**Given exercise:** Locate the line that contains "Extract all readable text from this page.", then copy it and all later lines of the data below exactly, through the last one.

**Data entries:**
>> START
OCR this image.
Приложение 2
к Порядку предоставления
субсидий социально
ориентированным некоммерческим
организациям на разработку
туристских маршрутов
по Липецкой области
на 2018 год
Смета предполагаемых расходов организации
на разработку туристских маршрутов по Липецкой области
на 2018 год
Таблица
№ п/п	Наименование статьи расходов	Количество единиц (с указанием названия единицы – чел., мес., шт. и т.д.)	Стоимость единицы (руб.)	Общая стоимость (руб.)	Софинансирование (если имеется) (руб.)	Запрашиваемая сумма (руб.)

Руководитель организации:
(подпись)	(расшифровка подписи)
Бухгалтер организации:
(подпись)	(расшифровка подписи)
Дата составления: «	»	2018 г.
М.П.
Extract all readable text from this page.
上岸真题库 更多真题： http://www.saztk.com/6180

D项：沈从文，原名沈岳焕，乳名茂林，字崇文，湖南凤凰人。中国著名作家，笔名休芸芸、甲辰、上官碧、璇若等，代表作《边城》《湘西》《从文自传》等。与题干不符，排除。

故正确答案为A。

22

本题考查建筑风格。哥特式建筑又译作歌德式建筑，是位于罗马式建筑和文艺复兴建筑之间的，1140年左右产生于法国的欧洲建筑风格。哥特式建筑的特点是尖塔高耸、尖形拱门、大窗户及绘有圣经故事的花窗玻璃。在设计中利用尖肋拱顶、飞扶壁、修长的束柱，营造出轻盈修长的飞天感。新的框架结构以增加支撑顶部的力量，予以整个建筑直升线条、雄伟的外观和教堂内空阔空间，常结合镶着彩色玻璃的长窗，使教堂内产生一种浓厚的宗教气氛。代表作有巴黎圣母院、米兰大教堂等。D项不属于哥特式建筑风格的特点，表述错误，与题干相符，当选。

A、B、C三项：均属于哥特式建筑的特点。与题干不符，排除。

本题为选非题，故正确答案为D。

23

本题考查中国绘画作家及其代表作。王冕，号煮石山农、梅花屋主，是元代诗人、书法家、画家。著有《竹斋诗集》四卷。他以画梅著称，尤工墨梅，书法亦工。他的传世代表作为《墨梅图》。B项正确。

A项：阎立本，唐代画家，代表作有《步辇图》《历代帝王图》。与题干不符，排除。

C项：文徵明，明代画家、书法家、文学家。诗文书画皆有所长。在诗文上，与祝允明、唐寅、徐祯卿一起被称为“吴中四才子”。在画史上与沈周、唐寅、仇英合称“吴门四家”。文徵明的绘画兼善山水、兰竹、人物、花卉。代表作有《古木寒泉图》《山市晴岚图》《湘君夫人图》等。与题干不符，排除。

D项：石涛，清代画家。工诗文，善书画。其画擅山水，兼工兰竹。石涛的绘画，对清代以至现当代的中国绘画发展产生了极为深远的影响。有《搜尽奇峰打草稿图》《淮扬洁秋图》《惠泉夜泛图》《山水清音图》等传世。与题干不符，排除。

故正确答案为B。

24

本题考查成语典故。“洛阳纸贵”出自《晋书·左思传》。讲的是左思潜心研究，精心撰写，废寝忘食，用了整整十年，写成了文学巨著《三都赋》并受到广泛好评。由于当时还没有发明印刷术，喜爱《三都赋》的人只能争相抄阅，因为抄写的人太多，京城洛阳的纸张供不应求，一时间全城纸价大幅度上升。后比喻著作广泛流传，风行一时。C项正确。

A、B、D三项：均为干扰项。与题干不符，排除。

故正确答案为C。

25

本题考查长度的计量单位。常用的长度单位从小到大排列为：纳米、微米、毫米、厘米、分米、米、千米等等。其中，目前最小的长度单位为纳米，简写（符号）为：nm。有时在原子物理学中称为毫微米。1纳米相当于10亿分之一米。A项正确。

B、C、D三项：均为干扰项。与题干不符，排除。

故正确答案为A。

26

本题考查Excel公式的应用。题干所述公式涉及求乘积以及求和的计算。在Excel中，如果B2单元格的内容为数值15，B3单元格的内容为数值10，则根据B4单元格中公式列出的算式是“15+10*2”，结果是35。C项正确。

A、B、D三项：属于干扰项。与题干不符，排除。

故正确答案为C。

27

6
>> END
**Task solution:**
Extract all readable text from this page.
上岸真题库 更多真题： http://www.saztk.com/6180

D项：沈从文，原名沈岳焕，乳名茂林，字崇文，湖南凤凰人。中国著名作家，笔名休芸芸、甲辰、上官碧、璇若等，代表作《边城》《湘西》《从文自传》等。与题干不符，排除。

故正确答案为A。

22

本题考查建筑风格。哥特式建筑又译作歌德式建筑，是位于罗马式建筑和文艺复兴建筑之间的，1140年左右产生于法国的欧洲建筑风格。哥特式建筑的特点是尖塔高耸、尖形拱门、大窗户及绘有圣经故事的花窗玻璃。在设计中利用尖肋拱顶、飞扶壁、修长的束柱，营造出轻盈修长的飞天感。新的框架结构以增加支撑顶部的力量，予以整个建筑直升线条、雄伟的外观和教堂内空阔空间，常结合镶着彩色玻璃的长窗，使教堂内产生一种浓厚的宗教气氛。代表作有巴黎圣母院、米兰大教堂等。D项不属于哥特式建筑风格的特点，表述错误，与题干相符，当选。

A、B、C三项：均属于哥特式建筑的特点。与题干不符，排除。

本题为选非题，故正确答案为D。

23

本题考查中国绘画作家及其代表作。王冕，号煮石山农、梅花屋主，是元代诗人、书法家、画家。著有《竹斋诗集》四卷。他以画梅著称，尤工墨梅，书法亦工。他的传世代表作为《墨梅图》。B项正确。

A项：阎立本，唐代画家，代表作有《步辇图》《历代帝王图》。与题干不符，排除。

C项：文徵明，明代画家、书法家、文学家。诗文书画皆有所长。在诗文上，与祝允明、唐寅、徐祯卿一起被称为“吴中四才子”。在画史上与沈周、唐寅、仇英合称“吴门四家”。文徵明的绘画兼善山水、兰竹、人物、花卉。代表作有《古木寒泉图》《山市晴岚图》《湘君夫人图》等。与题干不符，排除。

D项：石涛，清代画家。工诗文，善书画。其画擅山水，兼工兰竹。石涛的绘画，对清代以至现当代的中国绘画发展产生了极为深远的影响。有《搜尽奇峰打草稿图》《淮扬洁秋图》《惠泉夜泛图》《山水清音图》等传世。与题干不符，排除。

故正确答案为B。

24

本题考查成语典故。“洛阳纸贵”出自《晋书·左思传》。讲的是左思潜心研究，精心撰写，废寝忘食，用了整整十年，写成了文学巨著《三都赋》并受到广泛好评。由于当时还没有发明印刷术，喜爱《三都赋》的人只能争相抄阅，因为抄写的人太多，京城洛阳的纸张供不应求，一时间全城纸价大幅度上升。后比喻著作广泛流传，风行一时。C项正确。

A、B、D三项：均为干扰项。与题干不符，排除。

故正确答案为C。

25

本题考查长度的计量单位。常用的长度单位从小到大排列为：纳米、微米、毫米、厘米、分米、米、千米等等。其中，目前最小的长度单位为纳米，简写（符号）为：nm。有时在原子物理学中称为毫微米。1纳米相当于10亿分之一米。A项正确。

B、C、D三项：均为干扰项。与题干不符，排除。

故正确答案为A。

26

本题考查Excel公式的应用。题干所述公式涉及求乘积以及求和的计算。在Excel中，如果B2单元格的内容为数值15，B3单元格的内容为数值10，则根据B4单元格中公式列出的算式是“15+10*2”，结果是35。C项正确。

A、B、D三项：属于干扰项。与题干不符，排除。

故正确答案为C。

27

6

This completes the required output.